### EXCERPT
'''
Total: 1350 tests with one line of code, and expected results defined as "if it works in production now, let's just keep it that way".

On Saturday, I took part in a code retreat, and used ApprovalTests on some of my sessions. This left me thinking why I'm particularly fascinated with ApprovalTests.
  1. The tests in the file format with explanatory padding make sense in the world I think in. 
  2. The "recognition" part is what I feel I have special skills on anyway as an exploratory tester
  3. The idea of filtering and processing depending on what technology you're testing to keep focus on testing makes sense to me
  4. There's practical solutions to things that I've thought sometimes as too hard to test, like running combinations quickly or keeping tests that work against an external service fast (iExecutableQueries stuff, where you do slow stuff only on failure).
  5. The idea of doing special things on failure for granularity makes sense, and changing reporters when investigating reminds me again of exploratory testing. 
  6. I like how this feels so much like exploratory testing on unit level. 
Knowing the developer who created this stuff isn't actually a negative either. But for me, that would be often more of a reason to find actively reasons not to like it.I don't endorse friend's stuff blindly.
'''
### Dataset entries
'''
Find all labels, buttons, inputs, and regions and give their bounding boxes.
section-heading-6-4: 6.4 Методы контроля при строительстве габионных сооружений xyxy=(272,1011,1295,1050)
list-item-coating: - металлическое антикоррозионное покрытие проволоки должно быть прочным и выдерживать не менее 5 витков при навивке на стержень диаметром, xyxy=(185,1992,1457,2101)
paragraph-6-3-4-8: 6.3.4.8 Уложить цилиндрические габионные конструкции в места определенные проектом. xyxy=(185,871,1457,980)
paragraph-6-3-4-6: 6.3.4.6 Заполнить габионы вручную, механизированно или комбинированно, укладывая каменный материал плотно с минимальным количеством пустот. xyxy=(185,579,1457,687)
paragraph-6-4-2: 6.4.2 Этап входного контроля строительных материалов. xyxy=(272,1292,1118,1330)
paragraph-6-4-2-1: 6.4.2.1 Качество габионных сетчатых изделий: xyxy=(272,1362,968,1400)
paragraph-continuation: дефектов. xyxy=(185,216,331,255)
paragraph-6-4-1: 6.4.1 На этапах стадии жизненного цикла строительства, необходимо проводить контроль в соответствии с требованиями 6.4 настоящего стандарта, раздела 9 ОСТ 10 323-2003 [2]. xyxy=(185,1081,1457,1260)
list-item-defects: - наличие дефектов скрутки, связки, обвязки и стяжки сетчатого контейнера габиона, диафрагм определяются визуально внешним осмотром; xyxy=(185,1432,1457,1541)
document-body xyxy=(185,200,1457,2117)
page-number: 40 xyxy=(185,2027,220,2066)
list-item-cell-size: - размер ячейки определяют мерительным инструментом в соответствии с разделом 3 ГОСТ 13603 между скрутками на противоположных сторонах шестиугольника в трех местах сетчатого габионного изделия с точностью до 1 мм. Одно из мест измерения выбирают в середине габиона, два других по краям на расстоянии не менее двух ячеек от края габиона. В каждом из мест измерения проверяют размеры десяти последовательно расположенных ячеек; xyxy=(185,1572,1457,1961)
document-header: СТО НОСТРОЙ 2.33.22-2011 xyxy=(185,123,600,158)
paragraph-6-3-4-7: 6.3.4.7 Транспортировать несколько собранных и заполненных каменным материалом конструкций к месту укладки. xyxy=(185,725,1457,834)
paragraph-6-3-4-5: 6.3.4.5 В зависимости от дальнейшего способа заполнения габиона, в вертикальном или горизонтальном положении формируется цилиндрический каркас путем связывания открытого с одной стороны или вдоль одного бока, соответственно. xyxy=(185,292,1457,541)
'''
### WHAT YOU NEED TO DO
Can you transcribe the excerpt about ApprovalTests between "On Saturday, I" and "I think in.", inclusive?

### EXPECTED ANSWER
On Saturday, I took part in a code retreat, and used ApprovalTests on some of my sessions. This left me thinking why I'm particularly fascinated with ApprovalTests.
  1. The tests in the file format with explanatory padding make sense in the world I think in.